**Written instruction**
Show all lines holding the string "page".
──────── Data supplied
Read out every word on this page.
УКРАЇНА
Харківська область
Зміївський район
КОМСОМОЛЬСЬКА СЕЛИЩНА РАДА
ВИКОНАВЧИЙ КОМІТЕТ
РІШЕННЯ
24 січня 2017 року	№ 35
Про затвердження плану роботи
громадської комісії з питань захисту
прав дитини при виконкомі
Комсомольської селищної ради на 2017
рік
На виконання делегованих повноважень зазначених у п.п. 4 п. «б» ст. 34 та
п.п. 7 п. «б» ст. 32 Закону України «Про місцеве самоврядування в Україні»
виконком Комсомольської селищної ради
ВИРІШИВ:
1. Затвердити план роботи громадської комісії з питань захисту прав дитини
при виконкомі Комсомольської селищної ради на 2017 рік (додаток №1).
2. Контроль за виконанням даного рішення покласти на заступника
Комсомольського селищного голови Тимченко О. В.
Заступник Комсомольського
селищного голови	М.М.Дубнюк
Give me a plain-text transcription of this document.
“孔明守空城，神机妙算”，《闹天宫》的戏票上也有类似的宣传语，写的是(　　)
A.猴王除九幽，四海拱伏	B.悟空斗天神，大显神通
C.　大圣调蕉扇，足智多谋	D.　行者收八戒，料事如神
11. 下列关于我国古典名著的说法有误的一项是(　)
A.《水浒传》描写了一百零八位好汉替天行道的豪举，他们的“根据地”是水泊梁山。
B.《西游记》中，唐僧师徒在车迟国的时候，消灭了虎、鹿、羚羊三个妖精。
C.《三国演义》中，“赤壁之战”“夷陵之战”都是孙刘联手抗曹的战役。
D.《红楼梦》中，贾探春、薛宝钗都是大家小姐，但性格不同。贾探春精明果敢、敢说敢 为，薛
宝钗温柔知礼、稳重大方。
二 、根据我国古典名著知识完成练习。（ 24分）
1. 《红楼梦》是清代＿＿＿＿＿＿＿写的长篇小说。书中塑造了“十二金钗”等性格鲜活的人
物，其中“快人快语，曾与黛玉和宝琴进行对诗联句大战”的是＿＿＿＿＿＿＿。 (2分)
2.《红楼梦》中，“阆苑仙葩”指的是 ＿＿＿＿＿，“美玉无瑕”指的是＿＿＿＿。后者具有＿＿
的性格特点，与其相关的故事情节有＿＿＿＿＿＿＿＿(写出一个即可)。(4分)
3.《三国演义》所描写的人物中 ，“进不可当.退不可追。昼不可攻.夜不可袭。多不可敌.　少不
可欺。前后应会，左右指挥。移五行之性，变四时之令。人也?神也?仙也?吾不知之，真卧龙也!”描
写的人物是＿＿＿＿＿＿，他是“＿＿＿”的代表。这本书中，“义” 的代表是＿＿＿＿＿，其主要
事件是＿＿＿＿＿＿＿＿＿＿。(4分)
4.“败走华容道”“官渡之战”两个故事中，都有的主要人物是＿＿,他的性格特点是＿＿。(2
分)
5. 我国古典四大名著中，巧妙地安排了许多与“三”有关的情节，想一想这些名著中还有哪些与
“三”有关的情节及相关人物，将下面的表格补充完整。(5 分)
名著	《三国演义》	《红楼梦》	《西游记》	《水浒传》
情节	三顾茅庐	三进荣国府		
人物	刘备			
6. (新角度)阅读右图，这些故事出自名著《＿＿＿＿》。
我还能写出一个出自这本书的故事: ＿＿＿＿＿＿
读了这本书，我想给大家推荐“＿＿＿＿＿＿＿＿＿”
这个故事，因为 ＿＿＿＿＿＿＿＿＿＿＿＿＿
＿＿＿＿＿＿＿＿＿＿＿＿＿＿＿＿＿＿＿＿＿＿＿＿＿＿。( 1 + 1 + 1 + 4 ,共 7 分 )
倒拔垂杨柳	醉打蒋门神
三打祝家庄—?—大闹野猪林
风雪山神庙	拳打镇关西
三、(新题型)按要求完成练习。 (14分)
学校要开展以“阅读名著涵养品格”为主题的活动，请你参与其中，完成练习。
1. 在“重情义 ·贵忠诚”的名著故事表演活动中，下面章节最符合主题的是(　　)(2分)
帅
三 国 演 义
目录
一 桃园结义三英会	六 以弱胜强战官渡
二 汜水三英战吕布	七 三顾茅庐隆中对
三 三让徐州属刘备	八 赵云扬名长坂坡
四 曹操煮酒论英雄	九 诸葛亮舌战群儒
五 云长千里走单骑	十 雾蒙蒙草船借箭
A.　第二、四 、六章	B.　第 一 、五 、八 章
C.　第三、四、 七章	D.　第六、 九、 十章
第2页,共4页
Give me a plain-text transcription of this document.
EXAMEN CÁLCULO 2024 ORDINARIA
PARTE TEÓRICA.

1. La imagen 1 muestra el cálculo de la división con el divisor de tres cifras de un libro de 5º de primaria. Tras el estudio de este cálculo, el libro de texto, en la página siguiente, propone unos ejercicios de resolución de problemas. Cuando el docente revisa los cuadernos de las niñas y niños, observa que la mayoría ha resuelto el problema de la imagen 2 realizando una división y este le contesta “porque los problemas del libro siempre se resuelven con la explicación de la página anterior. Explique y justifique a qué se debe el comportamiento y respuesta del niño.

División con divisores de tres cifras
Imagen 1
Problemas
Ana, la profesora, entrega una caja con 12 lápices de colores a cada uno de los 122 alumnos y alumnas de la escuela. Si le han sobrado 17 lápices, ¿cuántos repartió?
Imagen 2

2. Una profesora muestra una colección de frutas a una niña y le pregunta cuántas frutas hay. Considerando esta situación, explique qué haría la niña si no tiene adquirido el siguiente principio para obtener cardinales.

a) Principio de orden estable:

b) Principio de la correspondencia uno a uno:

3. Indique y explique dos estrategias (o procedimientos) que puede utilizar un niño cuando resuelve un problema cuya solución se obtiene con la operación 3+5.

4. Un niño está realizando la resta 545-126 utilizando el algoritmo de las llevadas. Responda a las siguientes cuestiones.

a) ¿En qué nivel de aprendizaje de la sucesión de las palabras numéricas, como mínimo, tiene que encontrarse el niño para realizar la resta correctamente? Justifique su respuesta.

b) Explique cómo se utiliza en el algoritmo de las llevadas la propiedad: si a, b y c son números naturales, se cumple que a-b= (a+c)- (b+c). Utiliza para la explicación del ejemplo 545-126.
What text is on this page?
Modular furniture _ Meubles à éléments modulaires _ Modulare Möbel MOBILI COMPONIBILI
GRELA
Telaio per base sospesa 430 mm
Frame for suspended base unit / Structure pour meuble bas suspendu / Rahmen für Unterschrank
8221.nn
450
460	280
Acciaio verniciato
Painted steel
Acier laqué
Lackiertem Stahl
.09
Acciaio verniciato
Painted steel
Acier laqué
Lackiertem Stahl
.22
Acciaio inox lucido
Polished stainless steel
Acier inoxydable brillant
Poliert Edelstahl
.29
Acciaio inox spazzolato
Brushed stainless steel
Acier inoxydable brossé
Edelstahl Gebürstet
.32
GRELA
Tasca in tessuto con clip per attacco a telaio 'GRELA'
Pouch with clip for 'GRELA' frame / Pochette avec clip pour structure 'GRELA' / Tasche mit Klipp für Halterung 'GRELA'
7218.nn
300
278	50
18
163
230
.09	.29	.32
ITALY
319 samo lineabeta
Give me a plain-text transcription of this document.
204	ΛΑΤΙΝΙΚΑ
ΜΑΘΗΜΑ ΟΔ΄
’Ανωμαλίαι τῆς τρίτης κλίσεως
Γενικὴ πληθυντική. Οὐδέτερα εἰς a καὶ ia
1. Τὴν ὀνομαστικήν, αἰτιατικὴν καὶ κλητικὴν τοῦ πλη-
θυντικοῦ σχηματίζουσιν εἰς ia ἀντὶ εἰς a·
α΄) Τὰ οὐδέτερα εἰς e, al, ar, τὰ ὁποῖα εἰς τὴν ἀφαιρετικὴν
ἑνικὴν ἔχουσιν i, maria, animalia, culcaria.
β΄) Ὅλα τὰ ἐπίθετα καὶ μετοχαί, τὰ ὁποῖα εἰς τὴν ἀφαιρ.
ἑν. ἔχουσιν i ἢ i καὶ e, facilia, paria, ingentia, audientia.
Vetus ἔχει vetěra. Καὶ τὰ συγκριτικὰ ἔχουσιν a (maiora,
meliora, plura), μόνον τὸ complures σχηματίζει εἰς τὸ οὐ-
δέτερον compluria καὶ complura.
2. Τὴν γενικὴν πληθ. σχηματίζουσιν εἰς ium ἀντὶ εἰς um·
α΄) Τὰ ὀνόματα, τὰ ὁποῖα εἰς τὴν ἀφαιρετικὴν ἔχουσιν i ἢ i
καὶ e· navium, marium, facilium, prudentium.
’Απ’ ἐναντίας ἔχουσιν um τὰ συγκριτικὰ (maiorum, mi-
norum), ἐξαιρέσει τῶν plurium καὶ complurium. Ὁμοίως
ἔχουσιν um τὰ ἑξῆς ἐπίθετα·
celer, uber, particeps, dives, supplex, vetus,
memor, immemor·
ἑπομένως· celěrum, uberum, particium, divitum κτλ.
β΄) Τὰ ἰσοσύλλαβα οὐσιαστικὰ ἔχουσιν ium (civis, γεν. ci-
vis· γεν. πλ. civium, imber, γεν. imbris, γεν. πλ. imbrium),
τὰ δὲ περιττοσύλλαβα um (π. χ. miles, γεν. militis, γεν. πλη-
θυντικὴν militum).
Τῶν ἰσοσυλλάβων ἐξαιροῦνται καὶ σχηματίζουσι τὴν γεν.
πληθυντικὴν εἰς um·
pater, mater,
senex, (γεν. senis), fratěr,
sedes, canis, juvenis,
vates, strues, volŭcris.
────────────────
**Exercise solution**
Read out every word on this page.
What text is on this page?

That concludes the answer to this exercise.